§ Instruction: Your task is to locate every line holding the string "title" and to copy each of them.

-- start of Data for this task --

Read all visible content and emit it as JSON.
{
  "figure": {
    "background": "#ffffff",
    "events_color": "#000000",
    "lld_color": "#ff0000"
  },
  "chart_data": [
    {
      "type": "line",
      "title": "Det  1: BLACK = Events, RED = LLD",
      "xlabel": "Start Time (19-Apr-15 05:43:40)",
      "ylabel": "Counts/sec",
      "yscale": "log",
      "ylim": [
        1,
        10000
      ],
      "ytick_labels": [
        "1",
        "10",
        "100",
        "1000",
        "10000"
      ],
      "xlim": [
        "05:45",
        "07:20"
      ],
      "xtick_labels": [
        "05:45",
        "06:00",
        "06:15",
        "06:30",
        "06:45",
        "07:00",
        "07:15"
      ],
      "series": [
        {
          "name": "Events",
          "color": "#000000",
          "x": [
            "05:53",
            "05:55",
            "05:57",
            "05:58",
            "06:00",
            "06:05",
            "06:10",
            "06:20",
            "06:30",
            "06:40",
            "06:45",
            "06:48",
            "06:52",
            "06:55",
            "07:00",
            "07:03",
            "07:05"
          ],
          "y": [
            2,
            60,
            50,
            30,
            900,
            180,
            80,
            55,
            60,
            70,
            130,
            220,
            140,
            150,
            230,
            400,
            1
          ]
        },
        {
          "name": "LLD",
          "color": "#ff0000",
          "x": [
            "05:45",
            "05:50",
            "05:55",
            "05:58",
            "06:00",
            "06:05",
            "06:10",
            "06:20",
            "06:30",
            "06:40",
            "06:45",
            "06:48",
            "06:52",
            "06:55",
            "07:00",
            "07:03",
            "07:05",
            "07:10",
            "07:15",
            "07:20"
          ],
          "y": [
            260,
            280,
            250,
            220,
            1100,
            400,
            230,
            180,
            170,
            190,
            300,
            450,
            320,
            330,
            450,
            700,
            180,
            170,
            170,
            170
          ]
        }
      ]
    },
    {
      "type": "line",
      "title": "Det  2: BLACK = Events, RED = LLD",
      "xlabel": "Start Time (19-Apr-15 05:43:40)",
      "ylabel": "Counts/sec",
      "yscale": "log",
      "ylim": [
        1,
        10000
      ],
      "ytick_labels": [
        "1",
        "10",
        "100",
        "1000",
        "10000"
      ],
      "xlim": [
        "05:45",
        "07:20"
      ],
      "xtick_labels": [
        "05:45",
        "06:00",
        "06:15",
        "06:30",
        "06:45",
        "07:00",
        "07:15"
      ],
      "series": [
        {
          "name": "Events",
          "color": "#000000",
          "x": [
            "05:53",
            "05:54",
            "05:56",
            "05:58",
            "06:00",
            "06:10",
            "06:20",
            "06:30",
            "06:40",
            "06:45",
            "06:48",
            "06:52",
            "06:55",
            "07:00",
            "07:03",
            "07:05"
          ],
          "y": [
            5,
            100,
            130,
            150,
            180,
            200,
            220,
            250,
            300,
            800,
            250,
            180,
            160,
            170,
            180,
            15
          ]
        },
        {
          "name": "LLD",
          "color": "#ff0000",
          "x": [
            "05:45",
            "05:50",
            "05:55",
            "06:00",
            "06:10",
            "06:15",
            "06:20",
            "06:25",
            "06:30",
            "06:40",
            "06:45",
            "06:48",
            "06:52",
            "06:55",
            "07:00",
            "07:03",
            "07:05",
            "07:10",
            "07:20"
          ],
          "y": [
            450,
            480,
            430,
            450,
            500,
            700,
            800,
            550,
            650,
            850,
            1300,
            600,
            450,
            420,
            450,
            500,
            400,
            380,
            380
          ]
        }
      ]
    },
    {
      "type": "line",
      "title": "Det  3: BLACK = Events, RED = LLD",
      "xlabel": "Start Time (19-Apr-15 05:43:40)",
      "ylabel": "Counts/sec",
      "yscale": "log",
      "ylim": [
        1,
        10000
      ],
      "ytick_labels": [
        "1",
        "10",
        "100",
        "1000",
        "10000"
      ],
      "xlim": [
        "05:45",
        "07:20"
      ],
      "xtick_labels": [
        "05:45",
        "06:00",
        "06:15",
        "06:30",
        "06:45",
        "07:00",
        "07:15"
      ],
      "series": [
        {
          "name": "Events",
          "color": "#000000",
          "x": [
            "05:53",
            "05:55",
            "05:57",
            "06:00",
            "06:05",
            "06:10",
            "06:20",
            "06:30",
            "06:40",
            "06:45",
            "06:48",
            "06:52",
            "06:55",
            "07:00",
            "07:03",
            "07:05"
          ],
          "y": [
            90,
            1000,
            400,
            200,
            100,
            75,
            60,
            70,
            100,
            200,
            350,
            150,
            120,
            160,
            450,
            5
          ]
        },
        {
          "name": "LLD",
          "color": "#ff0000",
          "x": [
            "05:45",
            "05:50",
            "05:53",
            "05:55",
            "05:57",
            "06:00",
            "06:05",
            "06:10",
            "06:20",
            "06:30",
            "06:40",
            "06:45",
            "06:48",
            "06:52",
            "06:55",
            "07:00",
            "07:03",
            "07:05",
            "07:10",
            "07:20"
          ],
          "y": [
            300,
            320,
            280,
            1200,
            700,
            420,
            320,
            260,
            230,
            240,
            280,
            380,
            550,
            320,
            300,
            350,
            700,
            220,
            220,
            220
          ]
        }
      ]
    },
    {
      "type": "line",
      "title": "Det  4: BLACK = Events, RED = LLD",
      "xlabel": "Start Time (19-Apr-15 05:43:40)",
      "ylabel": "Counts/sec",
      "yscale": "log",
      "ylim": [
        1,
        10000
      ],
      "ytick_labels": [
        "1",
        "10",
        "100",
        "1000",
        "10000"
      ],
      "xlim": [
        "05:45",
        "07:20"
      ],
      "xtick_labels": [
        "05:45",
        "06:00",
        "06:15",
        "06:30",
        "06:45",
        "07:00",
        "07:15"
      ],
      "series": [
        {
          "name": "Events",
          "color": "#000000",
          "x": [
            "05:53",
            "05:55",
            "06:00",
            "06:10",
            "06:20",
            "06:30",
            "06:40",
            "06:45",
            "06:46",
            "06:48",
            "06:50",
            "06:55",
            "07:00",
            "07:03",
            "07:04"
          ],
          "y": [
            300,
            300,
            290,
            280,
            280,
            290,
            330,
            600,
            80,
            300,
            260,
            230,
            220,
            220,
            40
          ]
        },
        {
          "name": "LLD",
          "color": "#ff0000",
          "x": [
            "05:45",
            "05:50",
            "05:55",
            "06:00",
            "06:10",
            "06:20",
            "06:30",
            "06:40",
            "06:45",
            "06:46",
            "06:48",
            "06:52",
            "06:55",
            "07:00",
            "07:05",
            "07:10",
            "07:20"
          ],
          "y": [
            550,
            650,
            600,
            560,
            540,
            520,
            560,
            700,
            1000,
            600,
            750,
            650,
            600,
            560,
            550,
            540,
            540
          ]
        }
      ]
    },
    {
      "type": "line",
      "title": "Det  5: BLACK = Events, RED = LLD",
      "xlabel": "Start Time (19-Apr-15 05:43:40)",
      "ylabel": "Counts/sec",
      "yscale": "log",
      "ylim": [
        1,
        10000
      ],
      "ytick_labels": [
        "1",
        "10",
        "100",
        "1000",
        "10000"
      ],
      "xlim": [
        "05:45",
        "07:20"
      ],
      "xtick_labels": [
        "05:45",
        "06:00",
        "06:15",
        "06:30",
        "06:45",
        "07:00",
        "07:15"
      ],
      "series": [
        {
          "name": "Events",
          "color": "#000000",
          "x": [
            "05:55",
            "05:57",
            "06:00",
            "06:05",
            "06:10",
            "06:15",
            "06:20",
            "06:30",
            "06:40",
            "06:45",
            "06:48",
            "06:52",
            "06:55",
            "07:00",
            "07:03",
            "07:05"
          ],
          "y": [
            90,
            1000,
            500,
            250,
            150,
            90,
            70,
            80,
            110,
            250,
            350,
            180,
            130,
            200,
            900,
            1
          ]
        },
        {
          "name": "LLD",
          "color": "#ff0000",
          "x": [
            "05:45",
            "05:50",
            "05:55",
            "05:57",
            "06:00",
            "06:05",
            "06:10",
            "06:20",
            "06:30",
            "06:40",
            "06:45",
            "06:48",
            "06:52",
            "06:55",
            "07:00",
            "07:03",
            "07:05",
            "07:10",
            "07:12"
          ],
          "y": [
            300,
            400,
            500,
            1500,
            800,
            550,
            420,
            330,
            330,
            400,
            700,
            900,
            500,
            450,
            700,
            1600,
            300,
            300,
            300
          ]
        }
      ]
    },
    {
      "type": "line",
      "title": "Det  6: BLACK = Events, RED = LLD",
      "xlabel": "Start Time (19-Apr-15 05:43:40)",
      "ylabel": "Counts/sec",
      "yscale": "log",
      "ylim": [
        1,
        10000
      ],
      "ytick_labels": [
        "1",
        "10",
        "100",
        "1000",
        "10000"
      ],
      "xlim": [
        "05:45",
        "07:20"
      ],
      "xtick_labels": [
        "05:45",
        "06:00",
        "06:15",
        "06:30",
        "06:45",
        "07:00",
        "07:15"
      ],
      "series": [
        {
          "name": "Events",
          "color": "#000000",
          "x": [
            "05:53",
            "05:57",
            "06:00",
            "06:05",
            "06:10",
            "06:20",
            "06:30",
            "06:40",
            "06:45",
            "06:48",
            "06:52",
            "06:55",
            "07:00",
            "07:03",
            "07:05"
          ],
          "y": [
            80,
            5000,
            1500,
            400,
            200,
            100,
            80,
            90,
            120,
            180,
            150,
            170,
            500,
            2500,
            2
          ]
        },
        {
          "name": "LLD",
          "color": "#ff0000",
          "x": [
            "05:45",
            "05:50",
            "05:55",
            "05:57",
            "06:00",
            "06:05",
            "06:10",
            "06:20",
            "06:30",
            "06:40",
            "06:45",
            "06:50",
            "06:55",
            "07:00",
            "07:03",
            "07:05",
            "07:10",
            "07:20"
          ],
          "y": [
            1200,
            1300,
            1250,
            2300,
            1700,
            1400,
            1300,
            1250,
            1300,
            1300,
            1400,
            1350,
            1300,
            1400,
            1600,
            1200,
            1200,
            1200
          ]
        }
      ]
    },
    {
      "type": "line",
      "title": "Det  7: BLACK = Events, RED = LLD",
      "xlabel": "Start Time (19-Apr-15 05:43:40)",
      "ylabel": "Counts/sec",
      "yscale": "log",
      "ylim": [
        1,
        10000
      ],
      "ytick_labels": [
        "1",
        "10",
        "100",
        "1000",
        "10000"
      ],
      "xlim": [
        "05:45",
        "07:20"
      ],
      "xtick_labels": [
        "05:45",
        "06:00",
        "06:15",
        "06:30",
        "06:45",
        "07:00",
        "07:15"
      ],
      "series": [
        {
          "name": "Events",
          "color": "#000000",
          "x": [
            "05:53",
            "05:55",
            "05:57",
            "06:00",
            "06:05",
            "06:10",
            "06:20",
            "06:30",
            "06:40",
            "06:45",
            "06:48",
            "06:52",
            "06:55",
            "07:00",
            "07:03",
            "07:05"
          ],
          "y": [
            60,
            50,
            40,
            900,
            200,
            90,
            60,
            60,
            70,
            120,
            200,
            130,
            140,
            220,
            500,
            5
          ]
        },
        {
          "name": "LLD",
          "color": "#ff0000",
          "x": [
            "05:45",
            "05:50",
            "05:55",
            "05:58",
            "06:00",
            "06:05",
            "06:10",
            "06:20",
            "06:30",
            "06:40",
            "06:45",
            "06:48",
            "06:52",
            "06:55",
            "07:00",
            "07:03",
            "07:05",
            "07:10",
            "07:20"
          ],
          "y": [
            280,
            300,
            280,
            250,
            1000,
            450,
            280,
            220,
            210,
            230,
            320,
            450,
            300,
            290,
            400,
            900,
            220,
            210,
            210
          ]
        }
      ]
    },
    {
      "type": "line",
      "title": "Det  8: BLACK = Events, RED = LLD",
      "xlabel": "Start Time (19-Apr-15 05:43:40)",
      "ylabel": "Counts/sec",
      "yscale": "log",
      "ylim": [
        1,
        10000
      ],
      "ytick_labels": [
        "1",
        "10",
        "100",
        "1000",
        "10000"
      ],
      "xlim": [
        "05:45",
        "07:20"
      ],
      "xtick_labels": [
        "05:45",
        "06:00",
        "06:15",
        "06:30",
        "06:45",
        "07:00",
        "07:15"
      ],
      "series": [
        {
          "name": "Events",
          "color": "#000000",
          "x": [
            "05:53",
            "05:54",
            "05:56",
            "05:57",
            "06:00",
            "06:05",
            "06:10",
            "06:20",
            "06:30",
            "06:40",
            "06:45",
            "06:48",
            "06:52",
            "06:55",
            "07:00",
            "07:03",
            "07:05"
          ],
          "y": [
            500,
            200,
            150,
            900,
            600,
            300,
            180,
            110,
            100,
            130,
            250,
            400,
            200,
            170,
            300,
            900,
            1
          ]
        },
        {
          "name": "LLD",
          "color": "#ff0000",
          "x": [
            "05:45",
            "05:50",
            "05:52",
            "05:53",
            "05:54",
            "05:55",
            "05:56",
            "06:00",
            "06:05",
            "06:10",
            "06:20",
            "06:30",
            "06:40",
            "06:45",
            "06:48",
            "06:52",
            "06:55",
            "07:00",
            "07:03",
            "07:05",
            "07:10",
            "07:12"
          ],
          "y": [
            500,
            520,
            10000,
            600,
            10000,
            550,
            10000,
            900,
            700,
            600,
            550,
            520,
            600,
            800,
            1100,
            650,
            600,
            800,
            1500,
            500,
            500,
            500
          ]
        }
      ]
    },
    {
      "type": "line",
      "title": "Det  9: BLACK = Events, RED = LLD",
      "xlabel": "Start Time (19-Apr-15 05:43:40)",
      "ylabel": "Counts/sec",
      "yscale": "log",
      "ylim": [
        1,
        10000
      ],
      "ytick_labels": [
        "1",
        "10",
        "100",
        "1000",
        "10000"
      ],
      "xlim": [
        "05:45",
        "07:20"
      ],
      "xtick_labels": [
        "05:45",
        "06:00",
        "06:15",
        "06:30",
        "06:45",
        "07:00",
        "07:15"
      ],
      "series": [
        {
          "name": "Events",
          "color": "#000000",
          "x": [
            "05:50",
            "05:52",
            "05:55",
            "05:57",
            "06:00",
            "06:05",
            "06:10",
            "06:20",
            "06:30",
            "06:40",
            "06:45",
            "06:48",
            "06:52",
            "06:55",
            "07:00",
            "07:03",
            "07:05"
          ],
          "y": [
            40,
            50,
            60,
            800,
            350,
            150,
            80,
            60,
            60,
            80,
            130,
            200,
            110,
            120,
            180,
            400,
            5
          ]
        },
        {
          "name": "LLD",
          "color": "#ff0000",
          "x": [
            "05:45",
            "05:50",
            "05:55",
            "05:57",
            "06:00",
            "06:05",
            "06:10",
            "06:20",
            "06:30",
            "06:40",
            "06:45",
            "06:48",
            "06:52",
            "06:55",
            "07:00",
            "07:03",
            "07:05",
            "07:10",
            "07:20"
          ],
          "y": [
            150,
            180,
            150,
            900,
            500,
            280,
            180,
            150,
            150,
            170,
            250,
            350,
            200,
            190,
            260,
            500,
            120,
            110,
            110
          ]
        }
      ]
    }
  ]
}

-- end of Data for this task --

§ Output of the task:
      "title": "Det  1: BLACK = Events, RED = LLD",
      "title": "Det  2: BLACK = Events, RED = LLD",
      "title": "Det  3: BLACK = Events, RED = LLD",
      "title": "Det  4: BLACK = Events, RED = LLD",
      "title": "Det  5: BLACK = Events, RED = LLD",
      "title": "Det  6: BLACK = Events, RED = LLD",
      "title": "Det  7: BLACK = Events, RED = LLD",
      "title": "Det  8: BLACK = Events, RED = LLD",
      "title": "Det  9: BLACK = Events, RED = LLD",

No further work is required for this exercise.